**SET PROBLEM**. Output the data exactly, with every line intact.

**RECORDS SHOWN**.
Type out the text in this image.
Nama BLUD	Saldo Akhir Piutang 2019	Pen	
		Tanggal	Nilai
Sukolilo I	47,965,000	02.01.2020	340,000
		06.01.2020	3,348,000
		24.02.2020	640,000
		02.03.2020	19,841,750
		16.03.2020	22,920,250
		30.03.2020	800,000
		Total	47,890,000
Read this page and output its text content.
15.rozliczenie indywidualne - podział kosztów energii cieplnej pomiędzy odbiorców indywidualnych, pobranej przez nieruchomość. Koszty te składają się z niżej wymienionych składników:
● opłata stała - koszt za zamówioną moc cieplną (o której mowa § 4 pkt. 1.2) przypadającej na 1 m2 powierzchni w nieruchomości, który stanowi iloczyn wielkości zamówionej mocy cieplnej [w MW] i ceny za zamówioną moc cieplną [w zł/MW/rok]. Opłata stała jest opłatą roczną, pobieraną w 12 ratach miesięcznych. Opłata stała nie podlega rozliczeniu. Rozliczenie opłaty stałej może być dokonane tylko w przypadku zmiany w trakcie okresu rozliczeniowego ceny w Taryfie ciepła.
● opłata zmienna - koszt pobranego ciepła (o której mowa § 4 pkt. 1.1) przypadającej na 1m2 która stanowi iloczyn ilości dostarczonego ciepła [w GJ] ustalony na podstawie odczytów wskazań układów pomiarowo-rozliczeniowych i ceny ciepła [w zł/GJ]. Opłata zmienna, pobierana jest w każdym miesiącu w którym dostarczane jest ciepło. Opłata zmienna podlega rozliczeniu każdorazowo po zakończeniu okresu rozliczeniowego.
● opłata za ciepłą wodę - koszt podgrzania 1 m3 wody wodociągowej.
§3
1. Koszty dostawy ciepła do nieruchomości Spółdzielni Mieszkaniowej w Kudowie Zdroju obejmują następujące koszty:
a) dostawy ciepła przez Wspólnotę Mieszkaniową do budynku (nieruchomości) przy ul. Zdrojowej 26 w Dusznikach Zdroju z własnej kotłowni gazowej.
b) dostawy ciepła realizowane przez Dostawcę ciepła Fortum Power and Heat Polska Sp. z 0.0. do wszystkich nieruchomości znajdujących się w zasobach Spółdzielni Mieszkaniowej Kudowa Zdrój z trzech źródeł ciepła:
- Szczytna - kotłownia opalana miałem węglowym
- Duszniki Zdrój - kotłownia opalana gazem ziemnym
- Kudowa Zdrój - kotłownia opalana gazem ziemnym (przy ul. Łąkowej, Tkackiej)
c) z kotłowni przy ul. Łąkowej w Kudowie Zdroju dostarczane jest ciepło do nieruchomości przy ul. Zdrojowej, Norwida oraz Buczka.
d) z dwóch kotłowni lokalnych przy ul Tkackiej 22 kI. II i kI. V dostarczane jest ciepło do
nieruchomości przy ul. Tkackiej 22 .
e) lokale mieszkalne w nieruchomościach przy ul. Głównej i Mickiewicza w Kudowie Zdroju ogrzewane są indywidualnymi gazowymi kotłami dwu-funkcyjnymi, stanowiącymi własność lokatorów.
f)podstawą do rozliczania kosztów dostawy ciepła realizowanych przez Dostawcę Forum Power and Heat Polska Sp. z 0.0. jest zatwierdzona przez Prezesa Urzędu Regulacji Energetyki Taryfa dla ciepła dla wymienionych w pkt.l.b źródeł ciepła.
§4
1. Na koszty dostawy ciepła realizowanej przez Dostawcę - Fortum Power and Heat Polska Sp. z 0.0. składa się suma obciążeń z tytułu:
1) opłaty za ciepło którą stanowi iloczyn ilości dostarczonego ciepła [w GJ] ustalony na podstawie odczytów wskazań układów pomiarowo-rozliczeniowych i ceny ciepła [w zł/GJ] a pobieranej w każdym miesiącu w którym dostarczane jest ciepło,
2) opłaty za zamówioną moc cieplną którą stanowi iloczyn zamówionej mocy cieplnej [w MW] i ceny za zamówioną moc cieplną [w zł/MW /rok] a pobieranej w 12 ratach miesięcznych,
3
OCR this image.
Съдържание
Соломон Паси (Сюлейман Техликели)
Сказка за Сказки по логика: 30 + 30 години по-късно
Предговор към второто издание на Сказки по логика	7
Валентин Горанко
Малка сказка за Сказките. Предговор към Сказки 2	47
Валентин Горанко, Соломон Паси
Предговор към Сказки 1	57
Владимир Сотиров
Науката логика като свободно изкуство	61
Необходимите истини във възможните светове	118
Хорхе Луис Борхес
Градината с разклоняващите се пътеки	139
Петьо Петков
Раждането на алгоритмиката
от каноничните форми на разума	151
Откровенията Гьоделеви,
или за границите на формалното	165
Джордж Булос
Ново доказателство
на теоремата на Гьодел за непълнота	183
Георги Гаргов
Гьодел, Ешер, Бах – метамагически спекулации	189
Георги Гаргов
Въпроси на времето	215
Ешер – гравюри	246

**OUTPUT FOR THIS TASK**.
Type out the text in this image.
Nama BLUD	Saldo Akhir Piutang 2019	Pen	
		Tanggal	Nilai
Sukolilo I	47,965,000	02.01.2020	340,000
		06.01.2020	3,348,000
		24.02.2020	640,000
		02.03.2020	19,841,750
		16.03.2020	22,920,250
		30.03.2020	800,000
		Total	47,890,000
Read this page and output its text content.
15.rozliczenie indywidualne - podział kosztów energii cieplnej pomiędzy odbiorców indywidualnych, pobranej przez nieruchomość. Koszty te składają się z niżej wymienionych składników:
● opłata stała - koszt za zamówioną moc cieplną (o której mowa § 4 pkt. 1.2) przypadającej na 1 m2 powierzchni w nieruchomości, który stanowi iloczyn wielkości zamówionej mocy cieplnej [w MW] i ceny za zamówioną moc cieplną [w zł/MW/rok]. Opłata stała jest opłatą roczną, pobieraną w 12 ratach miesięcznych. Opłata stała nie podlega rozliczeniu. Rozliczenie opłaty stałej może być dokonane tylko w przypadku zmiany w trakcie okresu rozliczeniowego ceny w Taryfie ciepła.
● opłata zmienna - koszt pobranego ciepła (o której mowa § 4 pkt. 1.1) przypadającej na 1m2 która stanowi iloczyn ilości dostarczonego ciepła [w GJ] ustalony na podstawie odczytów wskazań układów pomiarowo-rozliczeniowych i ceny ciepła [w zł/GJ]. Opłata zmienna, pobierana jest w każdym miesiącu w którym dostarczane jest ciepło. Opłata zmienna podlega rozliczeniu każdorazowo po zakończeniu okresu rozliczeniowego.
● opłata za ciepłą wodę - koszt podgrzania 1 m3 wody wodociągowej.
§3
1. Koszty dostawy ciepła do nieruchomości Spółdzielni Mieszkaniowej w Kudowie Zdroju obejmują następujące koszty:
a) dostawy ciepła przez Wspólnotę Mieszkaniową do budynku (nieruchomości) przy ul. Zdrojowej 26 w Dusznikach Zdroju z własnej kotłowni gazowej.
b) dostawy ciepła realizowane przez Dostawcę ciepła Fortum Power and Heat Polska Sp. z 0.0. do wszystkich nieruchomości znajdujących się w zasobach Spółdzielni Mieszkaniowej Kudowa Zdrój z trzech źródeł ciepła:
- Szczytna - kotłownia opalana miałem węglowym
- Duszniki Zdrój - kotłownia opalana gazem ziemnym
- Kudowa Zdrój - kotłownia opalana gazem ziemnym (przy ul. Łąkowej, Tkackiej)
c) z kotłowni przy ul. Łąkowej w Kudowie Zdroju dostarczane jest ciepło do nieruchomości przy ul. Zdrojowej, Norwida oraz Buczka.
d) z dwóch kotłowni lokalnych przy ul Tkackiej 22 kI. II i kI. V dostarczane jest ciepło do
nieruchomości przy ul. Tkackiej 22 .
e) lokale mieszkalne w nieruchomościach przy ul. Głównej i Mickiewicza w Kudowie Zdroju ogrzewane są indywidualnymi gazowymi kotłami dwu-funkcyjnymi, stanowiącymi własność lokatorów.
f)podstawą do rozliczania kosztów dostawy ciepła realizowanych przez Dostawcę Forum Power and Heat Polska Sp. z 0.0. jest zatwierdzona przez Prezesa Urzędu Regulacji Energetyki Taryfa dla ciepła dla wymienionych w pkt.l.b źródeł ciepła.
§4
1. Na koszty dostawy ciepła realizowanej przez Dostawcę - Fortum Power and Heat Polska Sp. z 0.0. składa się suma obciążeń z tytułu:
1) opłaty za ciepło którą stanowi iloczyn ilości dostarczonego ciepła [w GJ] ustalony na podstawie odczytów wskazań układów pomiarowo-rozliczeniowych i ceny ciepła [w zł/GJ] a pobieranej w każdym miesiącu w którym dostarczane jest ciepło,
2) opłaty za zamówioną moc cieplną którą stanowi iloczyn zamówionej mocy cieplnej [w MW] i ceny za zamówioną moc cieplną [w zł/MW /rok] a pobieranej w 12 ratach miesięcznych,
3
OCR this image.
Съдържание
Соломон Паси (Сюлейман Техликели)
Сказка за Сказки по логика: 30 + 30 години по-късно
Предговор към второто издание на Сказки по логика	7
Валентин Горанко
Малка сказка за Сказките. Предговор към Сказки 2	47
Валентин Горанко, Соломон Паси
Предговор към Сказки 1	57
Владимир Сотиров
Науката логика като свободно изкуство	61
Необходимите истини във възможните светове	118
Хорхе Луис Борхес
Градината с разклоняващите се пътеки	139
Петьо Петков
Раждането на алгоритмиката
от каноничните форми на разума	151
Откровенията Гьоделеви,
или за границите на формалното	165
Джордж Булос
Ново доказателство
на теоремата на Гьодел за непълнота	183
Георги Гаргов
Гьодел, Ешер, Бах – метамагически спекулации	189
Георги Гаргов
Въпроси на времето	215
Ешер – гравюри	246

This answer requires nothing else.